⟨

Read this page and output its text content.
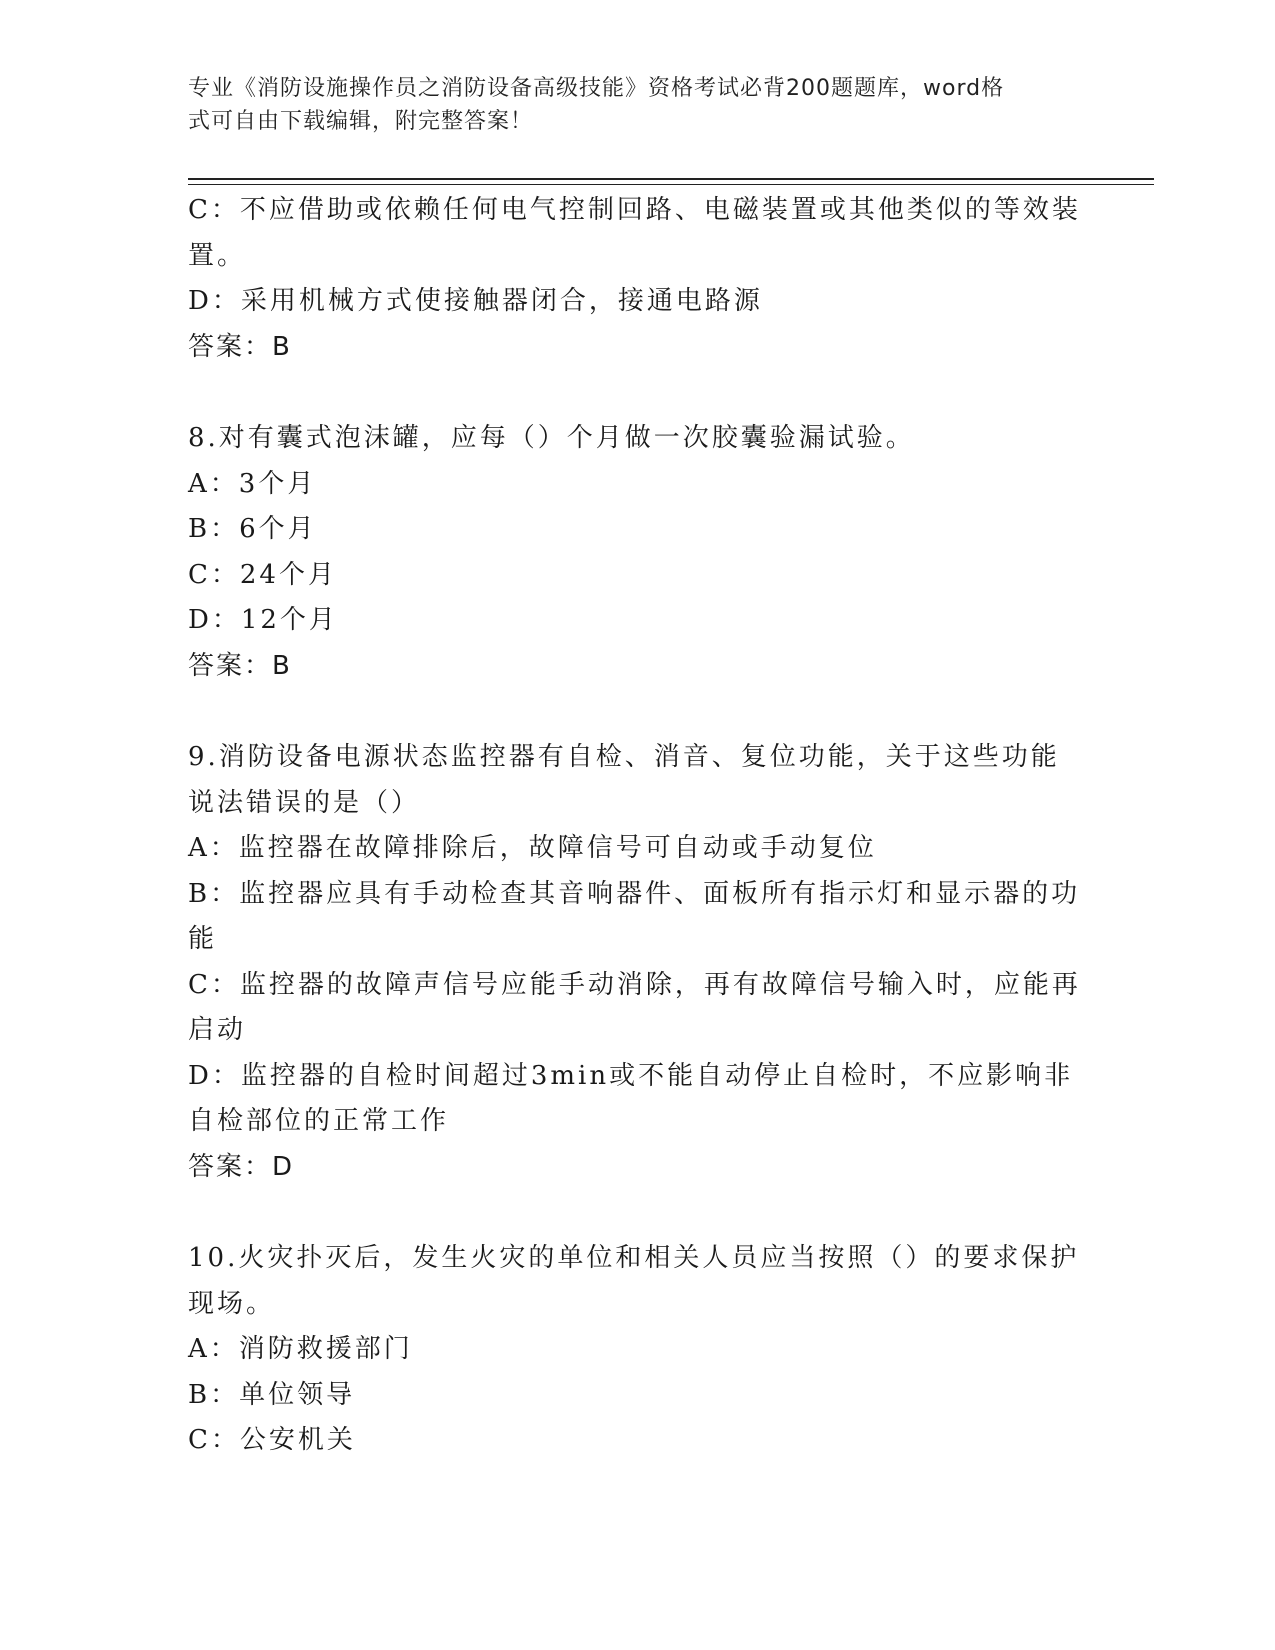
专业《消防设施操作员之消防设备高级技能》资格考试必背200题题库，word格
式可自由下载编辑，附完整答案！

C：不应借助或依赖任何电气控制回路、电磁装置或其他类似的等效装

置。

D：采用机械方式使接触器闭合，接通电路源

答案：B

8.对有囊式泡沫罐，应每（）个月做一次胶囊验漏试验。

A：3个月

B：6个月

C：24个月

D：12个月

答案：B

9.消防设备电源状态监控器有自检、消音、复位功能，关于这些功能

说法错误的是（）

A：监控器在故障排除后，故障信号可自动或手动复位

B：监控器应具有手动检查其音响器件、面板所有指示灯和显示器的功

能

C：监控器的故障声信号应能手动消除，再有故障信号输入时，应能再

启动

D：监控器的自检时间超过3min或不能自动停止自检时，不应影响非

自检部位的正常工作

答案：D

10.火灾扑灭后，发生火灾的单位和相关人员应当按照（）的要求保护

现场。

A：消防救援部门

B：单位领导

C：公安机关
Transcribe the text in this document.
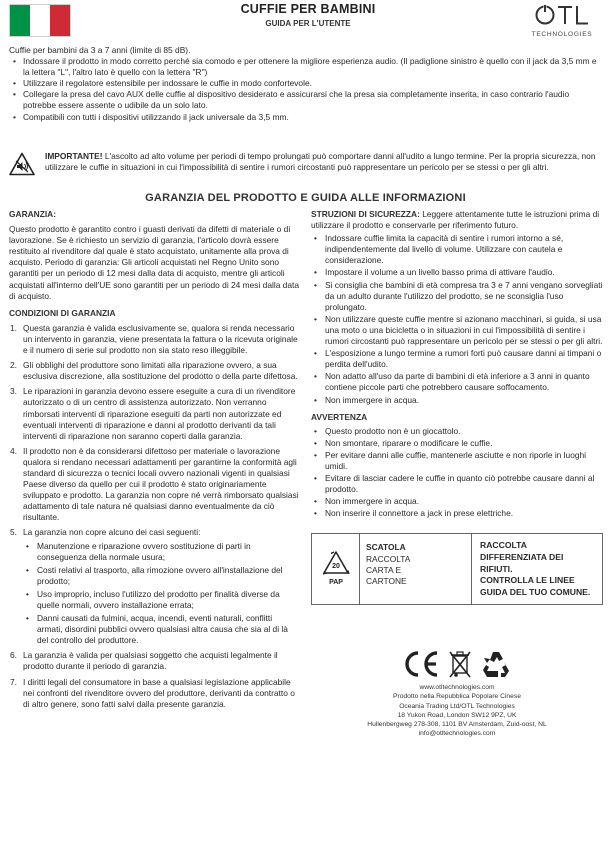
CUFFIE PER BAMBINI
GUIDA PER L'UTENTE
TECHNOLOGIES
Cuffie per bambini da 3 a 7 anni (limite di 85 dB).
• Indossare il prodotto in modo corretto perché sia comodo e per ottenere la migliore esperienza audio. (Il padiglione sinistro è quello con il jack da 3,5 mm e la lettera "L", l'altro lato è quello con la lettera "R")
• Utilizzare il regolatore estensibile per indossare le cuffie in modo confortevole.
• Collegare la presa del cavo AUX delle cuffie al dispositivo desiderato e assicurarsi che la presa sia completamente inserita, in caso contrario l'audio potrebbe essere assente o udibile da un solo lato.
• Compatibili con tutti i dispositivi utilizzando il jack universale da 3,5 mm.
IMPORTANTE! L'ascolto ad alto volume per periodi di tempo prolungati può comportare danni all'udito a lungo termine. Per la propria sicurezza, non utilizzare le cuffie in situazioni in cui l'impossibilità di sentire i rumori circostanti può rappresentare un pericolo per se stessi o per gli altri.
GARANZIA DEL PRODOTTO E GUIDA ALLE INFORMAZIONI
GARANZIA:
Questo prodotto è garantito contro i guasti derivati da difetti di materiale o di lavorazione. Se è richiesto un servizio di garanzia, l'articolo dovrà essere restituito al rivenditore dal quale è stato acquistato, unitamente alla prova di acquisto. Periodo di garanzia: Gli articoli acquistati nel Regno Unito sono garantiti per un periodo di 12 mesi dalla data di acquisto, mentre gli articoli acquistati all'interno dell'UE sono garantiti per un periodo di 24 mesi dalla data di acquisto.
CONDIZIONI DI GARANZIA
1. Questa garanzia è valida esclusivamente se, qualora si renda necessario un intervento in garanzia, viene presentata la fattura o la ricevuta originale e il numero di serie sul prodotto non sia stato reso illeggibile.
2. Gli obblighi del produttore sono limitati alla riparazione ovvero, a sua esclusiva discrezione, alla sostituzione del prodotto o della parte difettosa.
3. Le riparazioni in garanzia devono essere eseguite a cura di un rivenditore autorizzato o di un centro di assistenza autorizzato. Non verranno rimborsati interventi di riparazione eseguiti da parti non autorizzate ed eventuali interventi di riparazione e danni al prodotto derivanti da tali interventi di riparazione non saranno coperti dalla garanzia.
4. Il prodotto non è da considerarsi difettoso per materiale o lavorazione qualora si rendano necessari adattamenti per garantirne la conformità agli standard di sicurezza o tecnici locali ovvero nazionali vigenti in qualsiasi Paese diverso da quello per cui il prodotto è stato originariamente sviluppato e prodotto. La garanzia non copre né verrà rimborsato qualsiasi adattamento di tale natura né qualsiasi danno eventualmente da ciò risultante.
5. La garanzia non copre alcuno dei casi seguenti:
• Manutenzione e riparazione ovvero sostituzione di parti in conseguenza della normale usura;
• Costi relativi al trasporto, alla rimozione ovvero all'installazione del prodotto;
• Uso improprio, incluso l'utilizzo del prodotto per finalità diverse da quelle normali, ovvero installazione errata;
• Danni causati da fulmini, acqua, incendi, eventi naturali, conflitti armati, disordini pubblici ovvero qualsiasi altra causa che sia al di là del controllo del produttore.
6. La garanzia è valida per qualsiasi soggetto che acquisti legalmente il prodotto durante il periodo di garanzia.
7. I diritti legali del consumatore in base a qualsiasi legislazione applicabile nei confronti del rivenditore ovvero del produttore, derivanti da contratto o di altro genere, sono fatti salvi dalla presente garanzia.
STRUZIONI DI SICUREZZA: Leggere attentamente tutte le istruzioni prima di utilizzare il prodotto e conservarle per riferimento futuro.
• Indossare cuffie limita la capacità di sentire i rumori intorno a sé, indipendentemente dal livello di volume. Utilizzare con cautela e considerazione.
• Impostare il volume a un livello basso prima di attivare l'audio.
• Si consiglia che bambini di età compresa tra 3 e 7 anni vengano sorvegliati da un adulto durante l'utilizzo del prodotto, se ne sconsiglia l'uso prolungato.
• Non utilizzare queste cuffie mentre si azionano macchinari, si guida, si usa una moto o una bicicletta o in situazioni in cui l'impossibilità di sentire i rumori circostanti può rappresentare un pericolo per se stessi o per gli altri.
• L'esposizione a lungo termine a rumori forti può causare danni ai timpani o perdita dell'udito.
• Non adatto all'uso da parte di bambini di età inferiore a 3 anni in quanto contiene piccole parti che potrebbero causare soffocamento.
• Non immergere in acqua.
AVVERTENZA
• Questo prodotto non è un giocattolo.
• Non smontare, riparare o modificare le cuffie.
• Per evitare danni alle cuffie, mantenerle asciutte e non riporle in luoghi umidi.
• Evitare di lasciar cadere le cuffie in quanto ciò potrebbe causare danni al prodotto.
• Non immergere in acqua.
• Non inserire il connettore a jack in prese elettriche.
20
PAP
SCATOLA
RACCOLTA
CARTA E
CARTONE
RACCOLTA
DIFFERENZIATA DEI
RIFIUTI.
CONTROLLA LE LINEE
GUIDA DEL TUO COMUNE.
www.otltechnologies.com
Prodotto nella Repubblica Popolare Cinese
Oceania Trading Ltd/OTL Technologies
18 Yukon Road, London SW12 9PZ, UK
Hullenbergweg 278-308, 1101 BV Amsterdam, Zuid-oost, NL
info@otltechnologies.com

⟩

TASK BRIEF => Copy the whole listing above word for word but do not carry over the pictures.

RESPONSE TO THIS EXERCISE =>
Read this page and output its text content.
专业《消防设施操作员之消防设备高级技能》资格考试必背200题题库，word格
式可自由下载编辑，附完整答案！

C：不应借助或依赖任何电气控制回路、电磁装置或其他类似的等效装

置。

D：采用机械方式使接触器闭合，接通电路源

答案：B

8.对有囊式泡沫罐，应每（）个月做一次胶囊验漏试验。

A：3个月

B：6个月

C：24个月

D：12个月

答案：B

9.消防设备电源状态监控器有自检、消音、复位功能，关于这些功能

说法错误的是（）

A：监控器在故障排除后，故障信号可自动或手动复位

B：监控器应具有手动检查其音响器件、面板所有指示灯和显示器的功

能

C：监控器的故障声信号应能手动消除，再有故障信号输入时，应能再

启动

D：监控器的自检时间超过3min或不能自动停止自检时，不应影响非

自检部位的正常工作

答案：D

10.火灾扑灭后，发生火灾的单位和相关人员应当按照（）的要求保护

现场。

A：消防救援部门

B：单位领导

C：公安机关
Transcribe the text in this document.
CUFFIE PER BAMBINI
GUIDA PER L'UTENTE
TECHNOLOGIES
Cuffie per bambini da 3 a 7 anni (limite di 85 dB).
• Indossare il prodotto in modo corretto perché sia comodo e per ottenere la migliore esperienza audio. (Il padiglione sinistro è quello con il jack da 3,5 mm e la lettera "L", l'altro lato è quello con la lettera "R")
• Utilizzare il regolatore estensibile per indossare le cuffie in modo confortevole.
• Collegare la presa del cavo AUX delle cuffie al dispositivo desiderato e assicurarsi che la presa sia completamente inserita, in caso contrario l'audio potrebbe essere assente o udibile da un solo lato.
• Compatibili con tutti i dispositivi utilizzando il jack universale da 3,5 mm.
IMPORTANTE! L'ascolto ad alto volume per periodi di tempo prolungati può comportare danni all'udito a lungo termine. Per la propria sicurezza, non utilizzare le cuffie in situazioni in cui l'impossibilità di sentire i rumori circostanti può rappresentare un pericolo per se stessi o per gli altri.
GARANZIA DEL PRODOTTO E GUIDA ALLE INFORMAZIONI
GARANZIA:
Questo prodotto è garantito contro i guasti derivati da difetti di materiale o di lavorazione. Se è richiesto un servizio di garanzia, l'articolo dovrà essere restituito al rivenditore dal quale è stato acquistato, unitamente alla prova di acquisto. Periodo di garanzia: Gli articoli acquistati nel Regno Unito sono garantiti per un periodo di 12 mesi dalla data di acquisto, mentre gli articoli acquistati all'interno dell'UE sono garantiti per un periodo di 24 mesi dalla data di acquisto.
CONDIZIONI DI GARANZIA
1. Questa garanzia è valida esclusivamente se, qualora si renda necessario un intervento in garanzia, viene presentata la fattura o la ricevuta originale e il numero di serie sul prodotto non sia stato reso illeggibile.
2. Gli obblighi del produttore sono limitati alla riparazione ovvero, a sua esclusiva discrezione, alla sostituzione del prodotto o della parte difettosa.
3. Le riparazioni in garanzia devono essere eseguite a cura di un rivenditore autorizzato o di un centro di assistenza autorizzato. Non verranno rimborsati interventi di riparazione eseguiti da parti non autorizzate ed eventuali interventi di riparazione e danni al prodotto derivanti da tali interventi di riparazione non saranno coperti dalla garanzia.
4. Il prodotto non è da considerarsi difettoso per materiale o lavorazione qualora si rendano necessari adattamenti per garantirne la conformità agli standard di sicurezza o tecnici locali ovvero nazionali vigenti in qualsiasi Paese diverso da quello per cui il prodotto è stato originariamente sviluppato e prodotto. La garanzia non copre né verrà rimborsato qualsiasi adattamento di tale natura né qualsiasi danno eventualmente da ciò risultante.
5. La garanzia non copre alcuno dei casi seguenti:
• Manutenzione e riparazione ovvero sostituzione di parti in conseguenza della normale usura;
• Costi relativi al trasporto, alla rimozione ovvero all'installazione del prodotto;
• Uso improprio, incluso l'utilizzo del prodotto per finalità diverse da quelle normali, ovvero installazione errata;
• Danni causati da fulmini, acqua, incendi, eventi naturali, conflitti armati, disordini pubblici ovvero qualsiasi altra causa che sia al di là del controllo del produttore.
6. La garanzia è valida per qualsiasi soggetto che acquisti legalmente il prodotto durante il periodo di garanzia.
7. I diritti legali del consumatore in base a qualsiasi legislazione applicabile nei confronti del rivenditore ovvero del produttore, derivanti da contratto o di altro genere, sono fatti salvi dalla presente garanzia.
STRUZIONI DI SICUREZZA: Leggere attentamente tutte le istruzioni prima di utilizzare il prodotto e conservarle per riferimento futuro.
• Indossare cuffie limita la capacità di sentire i rumori intorno a sé, indipendentemente dal livello di volume. Utilizzare con cautela e considerazione.
• Impostare il volume a un livello basso prima di attivare l'audio.
• Si consiglia che bambini di età compresa tra 3 e 7 anni vengano sorvegliati da un adulto durante l'utilizzo del prodotto, se ne sconsiglia l'uso prolungato.
• Non utilizzare queste cuffie mentre si azionano macchinari, si guida, si usa una moto o una bicicletta o in situazioni in cui l'impossibilità di sentire i rumori circostanti può rappresentare un pericolo per se stessi o per gli altri.
• L'esposizione a lungo termine a rumori forti può causare danni ai timpani o perdita dell'udito.
• Non adatto all'uso da parte di bambini di età inferiore a 3 anni in quanto contiene piccole parti che potrebbero causare soffocamento.
• Non immergere in acqua.
AVVERTENZA
• Questo prodotto non è un giocattolo.
• Non smontare, riparare o modificare le cuffie.
• Per evitare danni alle cuffie, mantenerle asciutte e non riporle in luoghi umidi.
• Evitare di lasciar cadere le cuffie in quanto ciò potrebbe causare danni al prodotto.
• Non immergere in acqua.
• Non inserire il connettore a jack in prese elettriche.
20
PAP
SCATOLA
RACCOLTA
CARTA E
CARTONE
RACCOLTA
DIFFERENZIATA DEI
RIFIUTI.
CONTROLLA LE LINEE
GUIDA DEL TUO COMUNE.
www.otltechnologies.com
Prodotto nella Repubblica Popolare Cinese
Oceania Trading Ltd/OTL Technologies
18 Yukon Road, London SW12 9PZ, UK
Hullenbergweg 278-308, 1101 BV Amsterdam, Zuid-oost, NL
info@otltechnologies.com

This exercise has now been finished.